_Short task_
Only the pictures are to be left out; set down the rest of the records exactly.

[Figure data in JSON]
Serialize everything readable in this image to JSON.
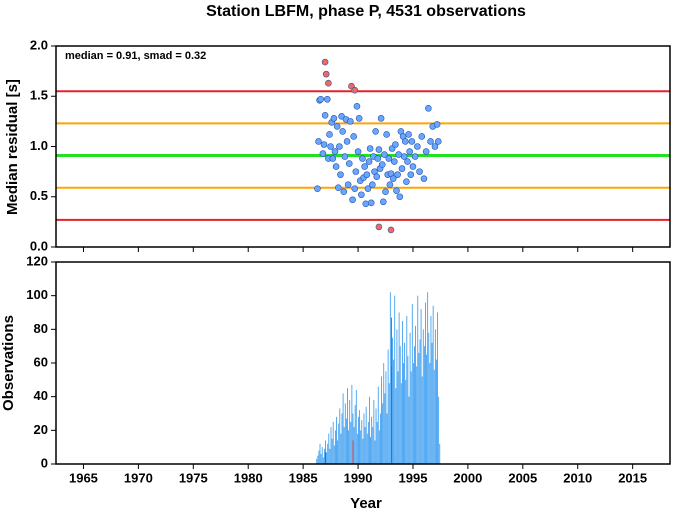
{
  "chart_data": [
    {
      "type": "scatter",
      "title": "Station LBFM, phase P, 4531 observations",
      "ylabel": "Median residual [s]",
      "annotation": "median = 0.91, smad = 0.32",
      "xlim": [
        1962.5,
        2018.4
      ],
      "ylim": [
        0,
        2
      ],
      "yticks": [
        {
          "value": 0,
          "label": "0.0"
        },
        0.5,
        {
          "value": 1,
          "label": "1.0"
        },
        1.5,
        {
          "value": 2,
          "label": "2.0"
        }
      ],
      "reference_lines": [
        {
          "value": 0.27,
          "color": "#e8202a"
        },
        {
          "value": 0.59,
          "color": "#ffa500"
        },
        {
          "value": 0.91,
          "color": "#22e022"
        },
        {
          "value": 1.23,
          "color": "#ffa500"
        },
        {
          "value": 1.55,
          "color": "#e8202a"
        }
      ],
      "series": [
        {
          "color": "#6aa6ff",
          "x": [
            1986.3,
            1986.4,
            1986.5,
            1986.6,
            1986.8,
            1986.9,
            1987.0,
            1987.2,
            1987.3,
            1987.4,
            1987.5,
            1987.6,
            1987.7,
            1987.8,
            1987.9,
            1988.0,
            1988.1,
            1988.2,
            1988.3,
            1988.4,
            1988.5,
            1988.6,
            1988.7,
            1988.8,
            1988.9,
            1989.0,
            1989.1,
            1989.2,
            1989.3,
            1989.5,
            1989.6,
            1989.7,
            1989.8,
            1989.9,
            1990.0,
            1990.1,
            1990.2,
            1990.3,
            1990.4,
            1990.5,
            1990.6,
            1990.7,
            1990.8,
            1990.9,
            1991.0,
            1991.1,
            1991.2,
            1991.3,
            1991.4,
            1991.5,
            1991.6,
            1991.7,
            1991.8,
            1991.9,
            1992.0,
            1992.1,
            1992.2,
            1992.3,
            1992.4,
            1992.5,
            1992.6,
            1992.7,
            1992.8,
            1992.9,
            1993.0,
            1993.1,
            1993.2,
            1993.3,
            1993.4,
            1993.5,
            1993.6,
            1993.7,
            1993.8,
            1993.9,
            1994.0,
            1994.1,
            1994.2,
            1994.3,
            1994.4,
            1994.5,
            1994.6,
            1994.7,
            1994.8,
            1994.9,
            1995.0,
            1995.2,
            1995.4,
            1995.6,
            1995.8,
            1996.0,
            1996.2,
            1996.4,
            1996.6,
            1996.8,
            1997.0,
            1997.2,
            1997.3
          ],
          "values": [
            0.58,
            1.05,
            1.46,
            1.47,
            0.93,
            1.02,
            1.31,
            1.47,
            0.88,
            1.12,
            1.0,
            1.24,
            0.88,
            1.28,
            0.95,
            0.8,
            1.2,
            0.59,
            1.0,
            0.72,
            1.3,
            1.15,
            0.55,
            0.9,
            1.27,
            1.05,
            0.62,
            0.83,
            1.25,
            0.47,
            1.1,
            0.58,
            0.75,
            1.4,
            0.95,
            1.28,
            0.66,
            0.52,
            0.88,
            0.69,
            0.8,
            0.43,
            0.72,
            0.58,
            0.85,
            0.98,
            0.44,
            0.62,
            0.9,
            0.75,
            1.15,
            0.7,
            0.88,
            0.97,
            0.78,
            1.28,
            0.82,
            0.45,
            0.92,
            0.55,
            1.12,
            0.72,
            0.88,
            0.62,
            0.73,
            0.98,
            0.68,
            0.85,
            1.02,
            0.56,
            0.72,
            0.92,
            0.5,
            1.15,
            0.78,
            1.1,
            0.9,
            1.05,
            0.65,
            0.85,
            1.12,
            0.95,
            0.72,
            1.05,
            0.8,
            0.9,
            1.0,
            0.75,
            1.1,
            0.68,
            0.95,
            1.38,
            1.05,
            1.2,
            1.0,
            1.22,
            1.05
          ]
        },
        {
          "color": "#f06a5a",
          "x": [
            1987.0,
            1987.1,
            1987.3,
            1989.4,
            1989.7,
            1991.9,
            1993.0
          ],
          "values": [
            1.84,
            1.72,
            1.63,
            1.6,
            1.56,
            0.2,
            0.17
          ]
        }
      ]
    },
    {
      "type": "histogram",
      "xlabel": "Year",
      "ylabel": "Observations",
      "xlim": [
        1962.5,
        2018.4
      ],
      "ylim": [
        0,
        120
      ],
      "yticks": [
        0,
        20,
        40,
        60,
        80,
        100,
        120
      ],
      "xticks": [
        1965,
        1970,
        1975,
        1980,
        1985,
        1990,
        1995,
        2000,
        2005,
        2010,
        2015
      ],
      "bins": [
        1986.2,
        1986.3,
        1986.4,
        1986.5,
        1986.6,
        1986.7,
        1986.8,
        1986.9,
        1987.0,
        1987.1,
        1987.2,
        1987.3,
        1987.4,
        1987.5,
        1987.6,
        1987.7,
        1987.8,
        1987.9,
        1988.0,
        1988.1,
        1988.2,
        1988.3,
        1988.4,
        1988.5,
        1988.6,
        1988.7,
        1988.8,
        1988.9,
        1989.0,
        1989.1,
        1989.2,
        1989.3,
        1989.4,
        1989.5,
        1989.6,
        1989.7,
        1989.8,
        1989.9,
        1990.0,
        1990.1,
        1990.2,
        1990.3,
        1990.4,
        1990.5,
        1990.6,
        1990.7,
        1990.8,
        1990.9,
        1991.0,
        1991.1,
        1991.2,
        1991.3,
        1991.4,
        1991.5,
        1991.6,
        1991.7,
        1991.8,
        1991.9,
        1992.0,
        1992.1,
        1992.2,
        1992.3,
        1992.4,
        1992.5,
        1992.6,
        1992.7,
        1992.8,
        1992.9,
        1993.0,
        1993.1,
        1993.2,
        1993.3,
        1993.4,
        1993.5,
        1993.6,
        1993.7,
        1993.8,
        1993.9,
        1994.0,
        1994.1,
        1994.2,
        1994.3,
        1994.4,
        1994.5,
        1994.6,
        1994.7,
        1994.8,
        1994.9,
        1995.0,
        1995.1,
        1995.2,
        1995.3,
        1995.4,
        1995.5,
        1995.6,
        1995.7,
        1995.8,
        1995.9,
        1996.0,
        1996.1,
        1996.2,
        1996.3,
        1996.4,
        1996.5,
        1996.6,
        1996.7,
        1996.8,
        1996.9,
        1997.0,
        1997.1,
        1997.2,
        1997.3,
        1997.4,
        1997.5
      ],
      "series": [
        {
          "color": "#3399f0",
          "values": [
            3,
            5,
            8,
            12,
            6,
            10,
            4,
            9,
            14,
            7,
            12,
            18,
            9,
            22,
            15,
            25,
            11,
            20,
            28,
            14,
            24,
            33,
            18,
            30,
            42,
            22,
            36,
            27,
            45,
            20,
            38,
            25,
            47,
            30,
            22,
            35,
            44,
            18,
            28,
            32,
            20,
            26,
            15,
            30,
            22,
            34,
            18,
            25,
            40,
            16,
            28,
            22,
            38,
            14,
            33,
            25,
            46,
            20,
            30,
            52,
            36,
            60,
            42,
            55,
            30,
            68,
            48,
            102,
            58,
            75,
            62,
            100,
            45,
            80,
            55,
            90,
            70,
            48,
            85,
            60,
            72,
            50,
            88,
            64,
            40,
            78,
            55,
            95,
            60,
            70,
            82,
            58,
            100,
            66,
            74,
            92,
            52,
            80,
            70,
            96,
            65,
            102,
            78,
            60,
            88,
            72,
            94,
            56,
            80,
            62,
            90,
            40,
            12
          ]
        }
      ],
      "highlight": {
        "color": "#c0303a",
        "x": [
          1987.0,
          1989.5,
          1993.0
        ],
        "values": [
          7,
          14,
          87
        ]
      }
    }
  ]
}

_Output below_
Serialize everything readable in this image to JSON.
{
  "chart_data": [
    {
      "type": "scatter",
      "title": "Station LBFM, phase P, 4531 observations",
      "ylabel": "Median residual [s]",
      "annotation": "median = 0.91, smad = 0.32",
      "xlim": [
        1962.5,
        2018.4
      ],
      "ylim": [
        0,
        2
      ],
      "yticks": [
        {
          "value": 0,
          "label": "0.0"
        },
        0.5,
        {
          "value": 1,
          "label": "1.0"
        },
        1.5,
        {
          "value": 2,
          "label": "2.0"
        }
      ],
      "reference_lines": [
        {
          "value": 0.27,
          "color": "#e8202a"
        },
        {
          "value": 0.59,
          "color": "#ffa500"
        },
        {
          "value": 0.91,
          "color": "#22e022"
        },
        {
          "value": 1.23,
          "color": "#ffa500"
        },
        {
          "value": 1.55,
          "color": "#e8202a"
        }
      ],
      "series": [
        {
          "color": "#6aa6ff",
          "x": [
            1986.3,
            1986.4,
            1986.5,
            1986.6,
            1986.8,
            1986.9,
            1987.0,
            1987.2,
            1987.3,
            1987.4,
            1987.5,
            1987.6,
            1987.7,
            1987.8,
            1987.9,
            1988.0,
            1988.1,
            1988.2,
            1988.3,
            1988.4,
            1988.5,
            1988.6,
            1988.7,
            1988.8,
            1988.9,
            1989.0,
            1989.1,
            1989.2,
            1989.3,
            1989.5,
            1989.6,
            1989.7,
            1989.8,
            1989.9,
            1990.0,
            1990.1,
            1990.2,
            1990.3,
            1990.4,
            1990.5,
            1990.6,
            1990.7,
            1990.8,
            1990.9,
            1991.0,
            1991.1,
            1991.2,
            1991.3,
            1991.4,
            1991.5,
            1991.6,
            1991.7,
            1991.8,
            1991.9,
            1992.0,
            1992.1,
            1992.2,
            1992.3,
            1992.4,
            1992.5,
            1992.6,
            1992.7,
            1992.8,
            1992.9,
            1993.0,
            1993.1,
            1993.2,
            1993.3,
            1993.4,
            1993.5,
            1993.6,
            1993.7,
            1993.8,
            1993.9,
            1994.0,
            1994.1,
            1994.2,
            1994.3,
            1994.4,
            1994.5,
            1994.6,
            1994.7,
            1994.8,
            1994.9,
            1995.0,
            1995.2,
            1995.4,
            1995.6,
            1995.8,
            1996.0,
            1996.2,
            1996.4,
            1996.6,
            1996.8,
            1997.0,
            1997.2,
            1997.3
          ],
          "values": [
            0.58,
            1.05,
            1.46,
            1.47,
            0.93,
            1.02,
            1.31,
            1.47,
            0.88,
            1.12,
            1.0,
            1.24,
            0.88,
            1.28,
            0.95,
            0.8,
            1.2,
            0.59,
            1.0,
            0.72,
            1.3,
            1.15,
            0.55,
            0.9,
            1.27,
            1.05,
            0.62,
            0.83,
            1.25,
            0.47,
            1.1,
            0.58,
            0.75,
            1.4,
            0.95,
            1.28,
            0.66,
            0.52,
            0.88,
            0.69,
            0.8,
            0.43,
            0.72,
            0.58,
            0.85,
            0.98,
            0.44,
            0.62,
            0.9,
            0.75,
            1.15,
            0.7,
            0.88,
            0.97,
            0.78,
            1.28,
            0.82,
            0.45,
            0.92,
            0.55,
            1.12,
            0.72,
            0.88,
            0.62,
            0.73,
            0.98,
            0.68,
            0.85,
            1.02,
            0.56,
            0.72,
            0.92,
            0.5,
            1.15,
            0.78,
            1.1,
            0.9,
            1.05,
            0.65,
            0.85,
            1.12,
            0.95,
            0.72,
            1.05,
            0.8,
            0.9,
            1.0,
            0.75,
            1.1,
            0.68,
            0.95,
            1.38,
            1.05,
            1.2,
            1.0,
            1.22,
            1.05
          ]
        },
        {
          "color": "#f06a5a",
          "x": [
            1987.0,
            1987.1,
            1987.3,
            1989.4,
            1989.7,
            1991.9,
            1993.0
          ],
          "values": [
            1.84,
            1.72,
            1.63,
            1.6,
            1.56,
            0.2,
            0.17
          ]
        }
      ]
    },
    {
      "type": "histogram",
      "xlabel": "Year",
      "ylabel": "Observations",
      "xlim": [
        1962.5,
        2018.4
      ],
      "ylim": [
        0,
        120
      ],
      "yticks": [
        0,
        20,
        40,
        60,
        80,
        100,
        120
      ],
      "xticks": [
        1965,
        1970,
        1975,
        1980,
        1985,
        1990,
        1995,
        2000,
        2005,
        2010,
        2015
      ],
      "bins": [
        1986.2,
        1986.3,
        1986.4,
        1986.5,
        1986.6,
        1986.7,
        1986.8,
        1986.9,
        1987.0,
        1987.1,
        1987.2,
        1987.3,
        1987.4,
        1987.5,
        1987.6,
        1987.7,
        1987.8,
        1987.9,
        1988.0,
        1988.1,
        1988.2,
        1988.3,
        1988.4,
        1988.5,
        1988.6,
        1988.7,
        1988.8,
        1988.9,
        1989.0,
        1989.1,
        1989.2,
        1989.3,
        1989.4,
        1989.5,
        1989.6,
        1989.7,
        1989.8,
        1989.9,
        1990.0,
        1990.1,
        1990.2,
        1990.3,
        1990.4,
        1990.5,
        1990.6,
        1990.7,
        1990.8,
        1990.9,
        1991.0,
        1991.1,
        1991.2,
        1991.3,
        1991.4,
        1991.5,
        1991.6,
        1991.7,
        1991.8,
        1991.9,
        1992.0,
        1992.1,
        1992.2,
        1992.3,
        1992.4,
        1992.5,
        1992.6,
        1992.7,
        1992.8,
        1992.9,
        1993.0,
        1993.1,
        1993.2,
        1993.3,
        1993.4,
        1993.5,
        1993.6,
        1993.7,
        1993.8,
        1993.9,
        1994.0,
        1994.1,
        1994.2,
        1994.3,
        1994.4,
        1994.5,
        1994.6,
        1994.7,
        1994.8,
        1994.9,
        1995.0,
        1995.1,
        1995.2,
        1995.3,
        1995.4,
        1995.5,
        1995.6,
        1995.7,
        1995.8,
        1995.9,
        1996.0,
        1996.1,
        1996.2,
        1996.3,
        1996.4,
        1996.5,
        1996.6,
        1996.7,
        1996.8,
        1996.9,
        1997.0,
        1997.1,
        1997.2,
        1997.3,
        1997.4,
        1997.5
      ],
      "series": [
        {
          "color": "#3399f0",
          "values": [
            3,
            5,
            8,
            12,
            6,
            10,
            4,
            9,
            14,
            7,
            12,
            18,
            9,
            22,
            15,
            25,
            11,
            20,
            28,
            14,
            24,
            33,
            18,
            30,
            42,
            22,
            36,
            27,
            45,
            20,
            38,
            25,
            47,
            30,
            22,
            35,
            44,
            18,
            28,
            32,
            20,
            26,
            15,
            30,
            22,
            34,
            18,
            25,
            40,
            16,
            28,
            22,
            38,
            14,
            33,
            25,
            46,
            20,
            30,
            52,
            36,
            60,
            42,
            55,
            30,
            68,
            48,
            102,
            58,
            75,
            62,
            100,
            45,
            80,
            55,
            90,
            70,
            48,
            85,
            60,
            72,
            50,
            88,
            64,
            40,
            78,
            55,
            95,
            60,
            70,
            82,
            58,
            100,
            66,
            74,
            92,
            52,
            80,
            70,
            96,
            65,
            102,
            78,
            60,
            88,
            72,
            94,
            56,
            80,
            62,
            90,
            40,
            12
          ]
        }
      ],
      "highlight": {
        "color": "#c0303a",
        "x": [
          1987.0,
          1989.5,
          1993.0
        ],
        "values": [
          7,
          14,
          87
        ]
      }
    }
  ]
}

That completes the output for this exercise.